#### [What is being asked]
Find every line in the records that holds the string "color". Copy each one.

** START OF Information provided **

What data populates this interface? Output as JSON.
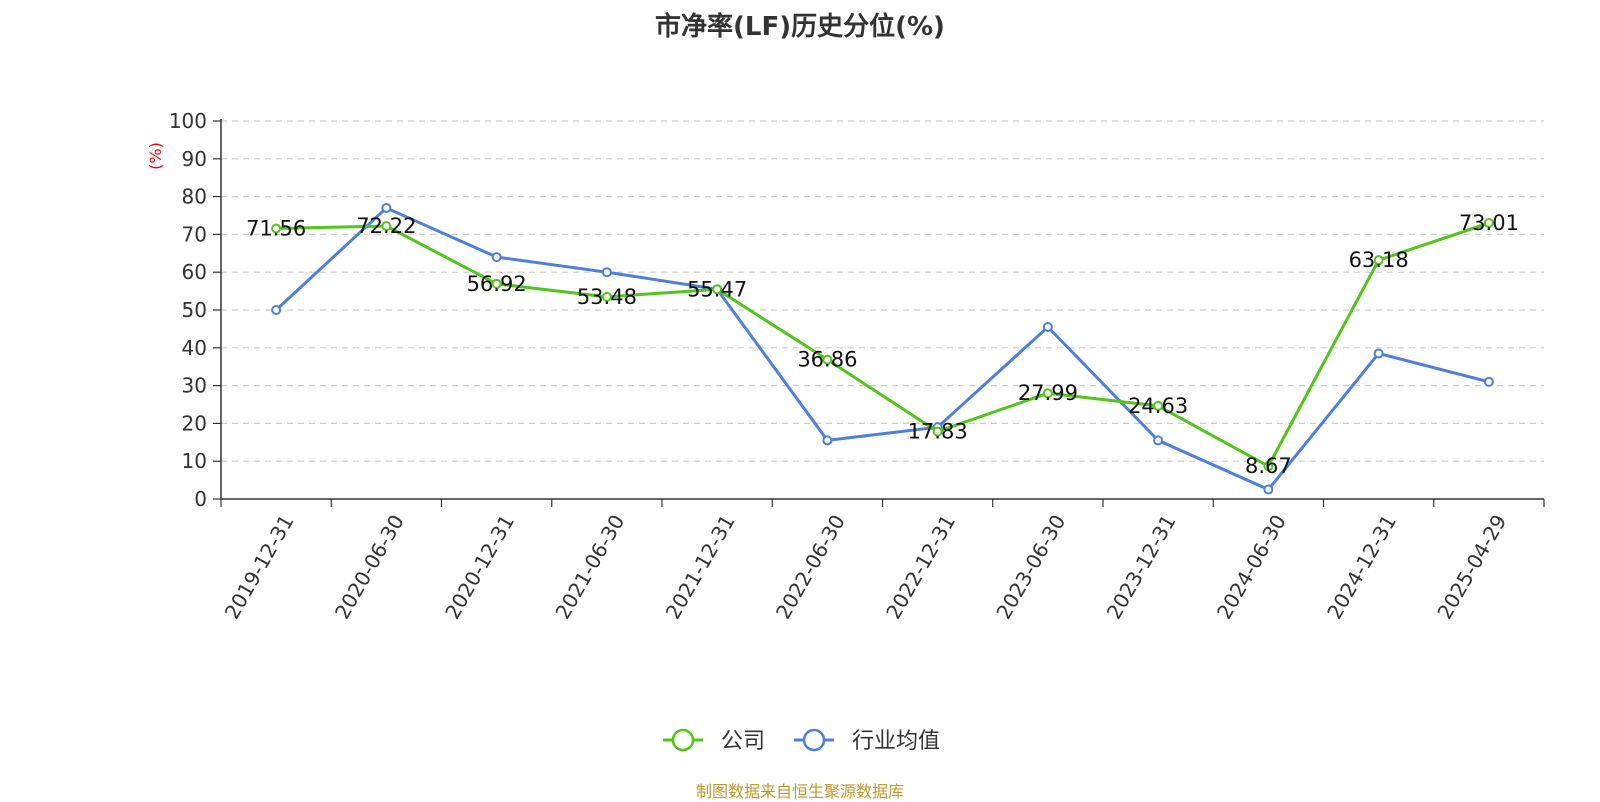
{
  "chart_data": {
    "type": "line",
    "title": "市净率(LF)历史分位(%)",
    "ylabel": "(%)",
    "ylim": [
      0,
      100
    ],
    "ytick_step": 10,
    "categories": [
      "2019-12-31",
      "2020-06-30",
      "2020-12-31",
      "2021-06-30",
      "2021-12-31",
      "2022-06-30",
      "2022-12-31",
      "2023-06-30",
      "2023-12-31",
      "2024-06-30",
      "2024-12-31",
      "2025-04-29"
    ],
    "series": [
      {
        "name": "公司",
        "color": "#52c41a",
        "values": [
          71.56,
          72.22,
          56.92,
          53.48,
          55.47,
          36.86,
          17.83,
          27.99,
          24.63,
          8.67,
          63.18,
          73.01
        ],
        "labels": [
          "71.56",
          "72.22",
          "56.92",
          "53.48",
          "55.47",
          "36.86",
          "17.83",
          "27.99",
          "24.63",
          "8.67",
          "63.18",
          "73.01"
        ]
      },
      {
        "name": "行业均值",
        "color": "#4e7fdc",
        "values": [
          50.0,
          77.0,
          64.0,
          60.0,
          55.5,
          15.5,
          19.0,
          45.5,
          15.5,
          2.5,
          38.5,
          31.0
        ]
      }
    ],
    "grid": true,
    "legend_position": "bottom-center"
  },
  "footer": {
    "source": "制图数据来自恒生聚源数据库"
  }
}
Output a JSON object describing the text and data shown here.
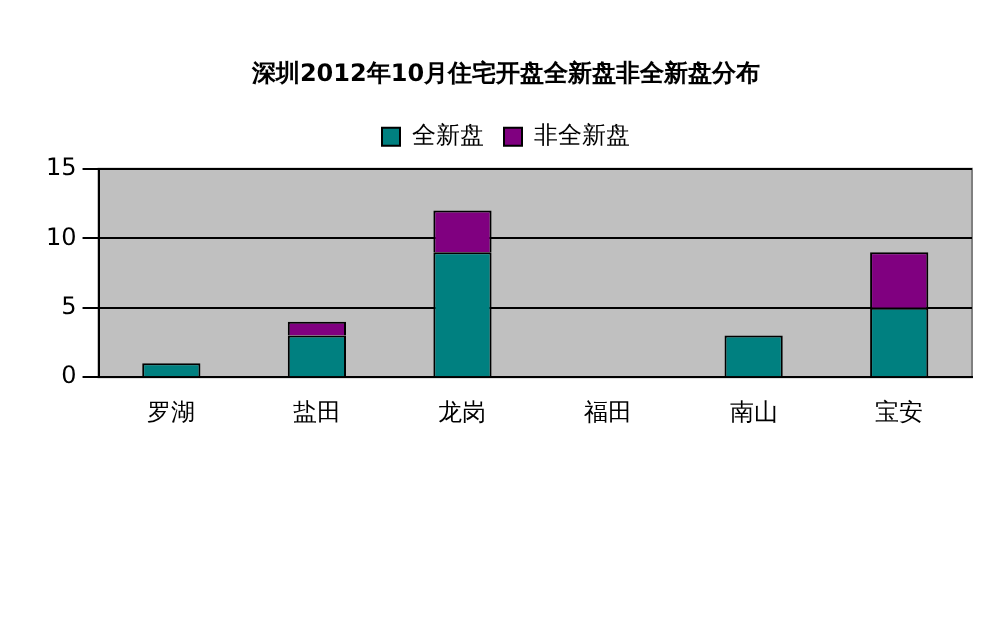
{
  "chart_data": {
    "type": "bar",
    "title": "深圳2012年10月住宅开盘全新盘非全新盘分布",
    "categories": [
      "罗湖",
      "盐田",
      "龙岗",
      "福田",
      "南山",
      "宝安"
    ],
    "stacked": true,
    "legend": "top",
    "grid": "y",
    "ylim": [
      0,
      15
    ],
    "yticks": [
      0,
      5,
      10,
      15
    ],
    "series": [
      {
        "name": "全新盘",
        "color": "#008080",
        "values": [
          1,
          3,
          9,
          0,
          3,
          5
        ]
      },
      {
        "name": "非全新盘",
        "color": "#800080",
        "values": [
          0,
          1,
          3,
          0,
          0,
          4
        ]
      }
    ]
  }
}
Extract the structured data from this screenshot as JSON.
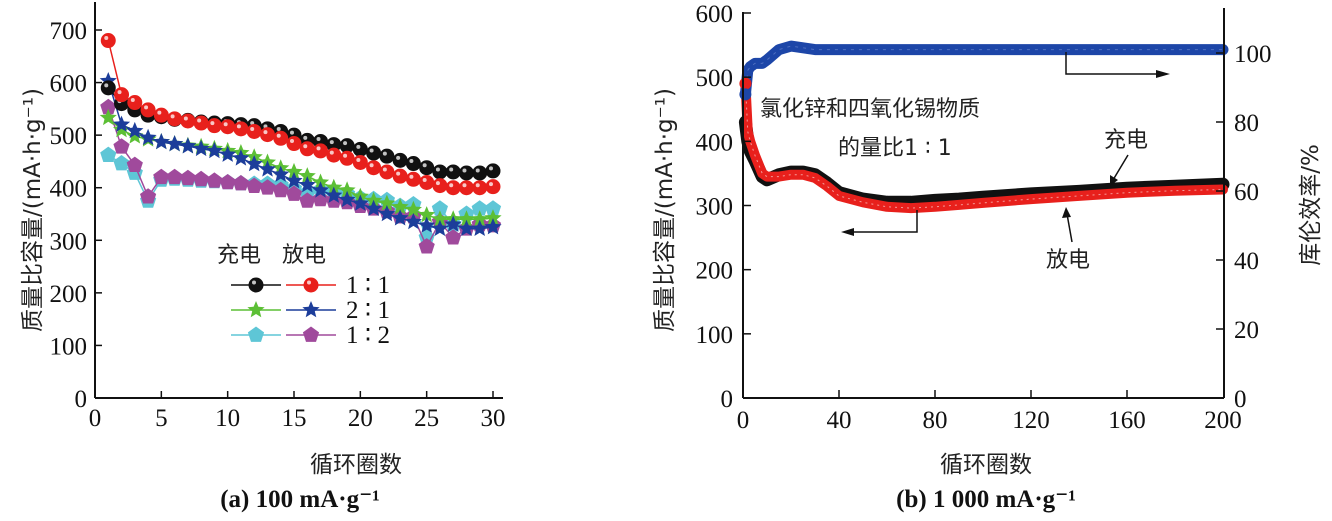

** END OF Information provided **

#### [Solution to the problem]
        "color": "#52c41a",
        "color": "#4e7fdc",
        "color": "#008080",
        "color": "#800080",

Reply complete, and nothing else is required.